### Extract
___
Many meat and vegetable recipes include a step where the ingredients are either caramelized or browned. Are caramelizing and browning the same thing?
In a word, no. Lots of people—even professional chefs—use “caramelize” and “brown” interchangeably, but if you look at the science behind these flavor-boosting techniques, they’re actually quite different. (Though both, of course, lead to a literal “browning” of the food.)
Caramelization describes the chemical reactions that take place when any sugar is heated to the point that its molecules begin to break apart and generate hundreds of new flavor, color, and aroma compounds. Consider crème brûlée—after being exposed to high heat, the sugar atop the custard turns golden brown with rich, complex caramelized flavors. (A similar process takes place when you cook onions, carrots, apples, or any other high-sugar fruit or vegetable—the food’s sugars caramelize once most of the moisture has evaporated.)
___
[Source records]
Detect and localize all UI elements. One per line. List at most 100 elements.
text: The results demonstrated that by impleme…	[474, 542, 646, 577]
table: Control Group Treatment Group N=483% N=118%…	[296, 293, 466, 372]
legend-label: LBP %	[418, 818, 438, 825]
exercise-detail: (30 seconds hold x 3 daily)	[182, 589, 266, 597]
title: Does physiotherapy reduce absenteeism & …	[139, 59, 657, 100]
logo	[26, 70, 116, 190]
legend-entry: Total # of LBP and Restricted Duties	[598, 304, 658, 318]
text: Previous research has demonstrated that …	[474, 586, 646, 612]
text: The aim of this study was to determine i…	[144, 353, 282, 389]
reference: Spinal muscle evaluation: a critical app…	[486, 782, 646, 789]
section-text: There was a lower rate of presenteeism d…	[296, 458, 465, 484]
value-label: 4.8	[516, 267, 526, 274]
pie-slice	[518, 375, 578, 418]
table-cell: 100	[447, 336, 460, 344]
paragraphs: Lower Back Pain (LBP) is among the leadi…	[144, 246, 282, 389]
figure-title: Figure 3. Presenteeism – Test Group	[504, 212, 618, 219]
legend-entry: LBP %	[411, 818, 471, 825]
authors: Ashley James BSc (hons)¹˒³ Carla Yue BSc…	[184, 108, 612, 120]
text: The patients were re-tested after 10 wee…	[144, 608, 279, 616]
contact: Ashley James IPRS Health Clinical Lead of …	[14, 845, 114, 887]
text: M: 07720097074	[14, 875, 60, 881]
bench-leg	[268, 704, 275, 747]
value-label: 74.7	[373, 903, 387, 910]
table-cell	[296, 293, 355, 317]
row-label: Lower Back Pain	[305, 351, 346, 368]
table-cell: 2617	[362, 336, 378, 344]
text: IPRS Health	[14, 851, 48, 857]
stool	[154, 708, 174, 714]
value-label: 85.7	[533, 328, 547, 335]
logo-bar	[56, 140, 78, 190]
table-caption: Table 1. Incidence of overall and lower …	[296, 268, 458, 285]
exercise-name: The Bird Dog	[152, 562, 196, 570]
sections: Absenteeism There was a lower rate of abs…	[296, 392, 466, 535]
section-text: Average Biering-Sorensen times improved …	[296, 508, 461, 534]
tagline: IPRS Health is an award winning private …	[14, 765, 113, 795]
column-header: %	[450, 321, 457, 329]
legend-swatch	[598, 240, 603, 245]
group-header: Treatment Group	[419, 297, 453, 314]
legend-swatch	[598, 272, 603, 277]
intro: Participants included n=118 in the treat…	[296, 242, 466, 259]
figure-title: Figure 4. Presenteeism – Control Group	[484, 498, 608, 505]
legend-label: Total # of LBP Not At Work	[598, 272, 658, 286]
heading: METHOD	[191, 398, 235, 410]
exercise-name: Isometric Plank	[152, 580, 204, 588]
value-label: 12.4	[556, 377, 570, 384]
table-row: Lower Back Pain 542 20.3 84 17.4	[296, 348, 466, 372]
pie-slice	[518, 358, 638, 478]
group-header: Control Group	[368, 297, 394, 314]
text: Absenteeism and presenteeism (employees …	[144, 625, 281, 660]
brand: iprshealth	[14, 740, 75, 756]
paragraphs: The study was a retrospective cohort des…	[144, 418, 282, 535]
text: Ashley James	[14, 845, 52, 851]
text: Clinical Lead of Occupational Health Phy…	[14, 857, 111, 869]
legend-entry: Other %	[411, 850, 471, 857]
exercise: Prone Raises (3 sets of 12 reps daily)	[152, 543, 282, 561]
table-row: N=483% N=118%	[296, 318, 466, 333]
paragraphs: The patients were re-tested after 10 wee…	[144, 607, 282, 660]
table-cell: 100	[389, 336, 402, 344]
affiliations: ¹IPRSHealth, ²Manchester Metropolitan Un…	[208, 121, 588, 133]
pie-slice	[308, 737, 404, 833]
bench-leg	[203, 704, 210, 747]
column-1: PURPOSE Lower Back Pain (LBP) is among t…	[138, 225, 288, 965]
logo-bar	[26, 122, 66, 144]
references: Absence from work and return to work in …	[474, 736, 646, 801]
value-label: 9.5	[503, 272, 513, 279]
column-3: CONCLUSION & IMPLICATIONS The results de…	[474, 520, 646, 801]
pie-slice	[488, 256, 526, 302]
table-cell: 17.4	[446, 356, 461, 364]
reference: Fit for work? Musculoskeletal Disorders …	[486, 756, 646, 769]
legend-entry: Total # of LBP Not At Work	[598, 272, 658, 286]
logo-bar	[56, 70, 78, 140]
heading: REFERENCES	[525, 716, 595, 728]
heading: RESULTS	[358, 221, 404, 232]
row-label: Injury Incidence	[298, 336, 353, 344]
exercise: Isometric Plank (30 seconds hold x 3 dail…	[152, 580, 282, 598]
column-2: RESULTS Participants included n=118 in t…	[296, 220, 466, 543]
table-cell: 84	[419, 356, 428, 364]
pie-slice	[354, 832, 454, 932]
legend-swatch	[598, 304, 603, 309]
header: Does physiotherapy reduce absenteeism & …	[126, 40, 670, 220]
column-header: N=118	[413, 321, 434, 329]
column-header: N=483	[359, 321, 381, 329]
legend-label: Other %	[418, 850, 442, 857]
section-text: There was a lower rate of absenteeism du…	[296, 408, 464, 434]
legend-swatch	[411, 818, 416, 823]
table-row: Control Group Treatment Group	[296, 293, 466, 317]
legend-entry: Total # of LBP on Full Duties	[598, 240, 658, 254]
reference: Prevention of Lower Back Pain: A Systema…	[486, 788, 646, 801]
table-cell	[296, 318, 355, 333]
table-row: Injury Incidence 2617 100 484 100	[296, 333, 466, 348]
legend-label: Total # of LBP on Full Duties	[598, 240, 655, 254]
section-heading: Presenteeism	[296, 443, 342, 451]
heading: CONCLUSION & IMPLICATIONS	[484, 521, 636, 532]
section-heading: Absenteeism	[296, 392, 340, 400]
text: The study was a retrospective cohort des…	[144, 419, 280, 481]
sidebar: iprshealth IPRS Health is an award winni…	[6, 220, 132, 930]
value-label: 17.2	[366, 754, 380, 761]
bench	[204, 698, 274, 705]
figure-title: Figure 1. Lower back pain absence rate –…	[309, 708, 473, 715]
___
### Instructions to follow
Continue the piece on caramelizing versus browning, starting right after its final sentence.

### Response below
As for browning, here the process involves the interaction of not just sugar molecules and heat but also proteins and their breakdown products, amino acids. Some of the foods that benefit from browning are grilled and roasted meats and bread. Like caramelizing, browning creates a tremendous number of flavors and colors, but they’re not the same as those created by caramelization because protein is involved. In case you’re wondering, another name for browning is the Maillard reaction, after Louis Camille Maillard, the French chemist who first described it in the 1900s.